AIM.
Restate, word for word, all of the material shown below.

Stored items from a collection.
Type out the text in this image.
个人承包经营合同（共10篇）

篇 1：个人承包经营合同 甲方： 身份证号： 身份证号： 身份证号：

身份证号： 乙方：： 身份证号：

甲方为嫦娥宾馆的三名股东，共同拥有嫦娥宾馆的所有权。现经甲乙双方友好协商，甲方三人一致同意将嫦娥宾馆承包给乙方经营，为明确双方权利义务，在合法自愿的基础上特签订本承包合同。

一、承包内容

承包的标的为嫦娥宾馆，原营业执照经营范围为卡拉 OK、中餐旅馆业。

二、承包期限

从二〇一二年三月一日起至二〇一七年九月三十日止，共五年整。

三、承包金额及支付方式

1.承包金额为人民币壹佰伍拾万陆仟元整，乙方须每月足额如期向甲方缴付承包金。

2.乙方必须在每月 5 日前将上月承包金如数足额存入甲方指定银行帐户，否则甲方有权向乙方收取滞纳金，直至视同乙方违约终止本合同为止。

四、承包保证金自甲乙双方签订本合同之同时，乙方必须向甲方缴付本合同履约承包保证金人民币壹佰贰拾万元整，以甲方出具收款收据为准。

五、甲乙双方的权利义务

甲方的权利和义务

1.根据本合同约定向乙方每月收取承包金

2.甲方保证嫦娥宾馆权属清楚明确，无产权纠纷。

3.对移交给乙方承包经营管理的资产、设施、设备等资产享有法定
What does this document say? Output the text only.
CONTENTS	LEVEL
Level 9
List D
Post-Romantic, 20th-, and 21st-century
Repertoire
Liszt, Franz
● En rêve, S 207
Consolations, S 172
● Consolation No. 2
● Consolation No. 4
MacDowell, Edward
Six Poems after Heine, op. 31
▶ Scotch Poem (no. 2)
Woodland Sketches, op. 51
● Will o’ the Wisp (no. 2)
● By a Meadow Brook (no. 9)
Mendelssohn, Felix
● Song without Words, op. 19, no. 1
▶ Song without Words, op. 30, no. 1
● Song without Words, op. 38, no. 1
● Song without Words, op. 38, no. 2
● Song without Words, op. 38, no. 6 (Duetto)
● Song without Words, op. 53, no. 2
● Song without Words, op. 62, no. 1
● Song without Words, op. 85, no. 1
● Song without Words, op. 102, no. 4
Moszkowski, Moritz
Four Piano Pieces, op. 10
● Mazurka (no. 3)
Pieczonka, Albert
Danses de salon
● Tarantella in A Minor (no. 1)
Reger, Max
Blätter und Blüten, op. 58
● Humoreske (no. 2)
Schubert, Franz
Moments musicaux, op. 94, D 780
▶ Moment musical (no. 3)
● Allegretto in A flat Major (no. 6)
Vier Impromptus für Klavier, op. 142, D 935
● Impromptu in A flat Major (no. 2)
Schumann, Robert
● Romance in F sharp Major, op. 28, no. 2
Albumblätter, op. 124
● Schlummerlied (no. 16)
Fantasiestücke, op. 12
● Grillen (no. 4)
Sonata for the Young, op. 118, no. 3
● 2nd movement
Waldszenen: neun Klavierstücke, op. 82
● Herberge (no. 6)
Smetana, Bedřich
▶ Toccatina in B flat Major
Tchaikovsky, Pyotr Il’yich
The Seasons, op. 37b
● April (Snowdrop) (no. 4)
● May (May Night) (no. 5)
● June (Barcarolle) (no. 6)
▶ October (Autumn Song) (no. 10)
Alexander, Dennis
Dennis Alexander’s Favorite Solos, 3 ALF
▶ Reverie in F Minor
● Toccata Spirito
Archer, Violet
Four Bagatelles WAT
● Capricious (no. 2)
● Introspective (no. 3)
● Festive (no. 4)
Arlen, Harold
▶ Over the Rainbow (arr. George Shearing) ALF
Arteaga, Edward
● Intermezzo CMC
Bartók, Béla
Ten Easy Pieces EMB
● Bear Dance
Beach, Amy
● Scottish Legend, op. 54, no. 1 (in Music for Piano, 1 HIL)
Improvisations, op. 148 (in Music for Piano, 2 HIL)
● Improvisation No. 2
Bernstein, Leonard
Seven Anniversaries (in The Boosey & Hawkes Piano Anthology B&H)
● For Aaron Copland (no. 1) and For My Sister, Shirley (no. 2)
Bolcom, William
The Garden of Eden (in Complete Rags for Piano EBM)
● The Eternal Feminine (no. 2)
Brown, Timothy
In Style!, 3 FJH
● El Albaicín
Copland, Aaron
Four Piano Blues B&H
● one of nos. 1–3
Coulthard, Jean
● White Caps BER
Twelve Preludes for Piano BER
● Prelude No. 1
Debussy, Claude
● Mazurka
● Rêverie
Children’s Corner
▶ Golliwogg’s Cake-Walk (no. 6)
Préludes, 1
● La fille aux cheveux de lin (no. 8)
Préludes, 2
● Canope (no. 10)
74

SOLUTION.
Type out the text in this image.
个人承包经营合同（共10篇）

篇 1：个人承包经营合同 甲方： 身份证号： 身份证号： 身份证号：

身份证号： 乙方：： 身份证号：

甲方为嫦娥宾馆的三名股东，共同拥有嫦娥宾馆的所有权。现经甲乙双方友好协商，甲方三人一致同意将嫦娥宾馆承包给乙方经营，为明确双方权利义务，在合法自愿的基础上特签订本承包合同。

一、承包内容

承包的标的为嫦娥宾馆，原营业执照经营范围为卡拉 OK、中餐旅馆业。

二、承包期限

从二〇一二年三月一日起至二〇一七年九月三十日止，共五年整。

三、承包金额及支付方式

1.承包金额为人民币壹佰伍拾万陆仟元整，乙方须每月足额如期向甲方缴付承包金。

2.乙方必须在每月 5 日前将上月承包金如数足额存入甲方指定银行帐户，否则甲方有权向乙方收取滞纳金，直至视同乙方违约终止本合同为止。

四、承包保证金自甲乙双方签订本合同之同时，乙方必须向甲方缴付本合同履约承包保证金人民币壹佰贰拾万元整，以甲方出具收款收据为准。

五、甲乙双方的权利义务

甲方的权利和义务

1.根据本合同约定向乙方每月收取承包金

2.甲方保证嫦娥宾馆权属清楚明确，无产权纠纷。

3.对移交给乙方承包经营管理的资产、设施、设备等资产享有法定
What does this document say? Output the text only.
CONTENTS	LEVEL
Level 9
List D
Post-Romantic, 20th-, and 21st-century
Repertoire
Liszt, Franz
● En rêve, S 207
Consolations, S 172
● Consolation No. 2
● Consolation No. 4
MacDowell, Edward
Six Poems after Heine, op. 31
▶ Scotch Poem (no. 2)
Woodland Sketches, op. 51
● Will o’ the Wisp (no. 2)
● By a Meadow Brook (no. 9)
Mendelssohn, Felix
● Song without Words, op. 19, no. 1
▶ Song without Words, op. 30, no. 1
● Song without Words, op. 38, no. 1
● Song without Words, op. 38, no. 2
● Song without Words, op. 38, no. 6 (Duetto)
● Song without Words, op. 53, no. 2
● Song without Words, op. 62, no. 1
● Song without Words, op. 85, no. 1
● Song without Words, op. 102, no. 4
Moszkowski, Moritz
Four Piano Pieces, op. 10
● Mazurka (no. 3)
Pieczonka, Albert
Danses de salon
● Tarantella in A Minor (no. 1)
Reger, Max
Blätter und Blüten, op. 58
● Humoreske (no. 2)
Schubert, Franz
Moments musicaux, op. 94, D 780
▶ Moment musical (no. 3)
● Allegretto in A flat Major (no. 6)
Vier Impromptus für Klavier, op. 142, D 935
● Impromptu in A flat Major (no. 2)
Schumann, Robert
● Romance in F sharp Major, op. 28, no. 2
Albumblätter, op. 124
● Schlummerlied (no. 16)
Fantasiestücke, op. 12
● Grillen (no. 4)
Sonata for the Young, op. 118, no. 3
● 2nd movement
Waldszenen: neun Klavierstücke, op. 82
● Herberge (no. 6)
Smetana, Bedřich
▶ Toccatina in B flat Major
Tchaikovsky, Pyotr Il’yich
The Seasons, op. 37b
● April (Snowdrop) (no. 4)
● May (May Night) (no. 5)
● June (Barcarolle) (no. 6)
▶ October (Autumn Song) (no. 10)
Alexander, Dennis
Dennis Alexander’s Favorite Solos, 3 ALF
▶ Reverie in F Minor
● Toccata Spirito
Archer, Violet
Four Bagatelles WAT
● Capricious (no. 2)
● Introspective (no. 3)
● Festive (no. 4)
Arlen, Harold
▶ Over the Rainbow (arr. George Shearing) ALF
Arteaga, Edward
● Intermezzo CMC
Bartók, Béla
Ten Easy Pieces EMB
● Bear Dance
Beach, Amy
● Scottish Legend, op. 54, no. 1 (in Music for Piano, 1 HIL)
Improvisations, op. 148 (in Music for Piano, 2 HIL)
● Improvisation No. 2
Bernstein, Leonard
Seven Anniversaries (in The Boosey & Hawkes Piano Anthology B&H)
● For Aaron Copland (no. 1) and For My Sister, Shirley (no. 2)
Bolcom, William
The Garden of Eden (in Complete Rags for Piano EBM)
● The Eternal Feminine (no. 2)
Brown, Timothy
In Style!, 3 FJH
● El Albaicín
Copland, Aaron
Four Piano Blues B&H
● one of nos. 1–3
Coulthard, Jean
● White Caps BER
Twelve Preludes for Piano BER
● Prelude No. 1
Debussy, Claude
● Mazurka
● Rêverie
Children’s Corner
▶ Golliwogg’s Cake-Walk (no. 6)
Préludes, 1
● La fille aux cheveux de lin (no. 8)
Préludes, 2
● Canope (no. 10)
74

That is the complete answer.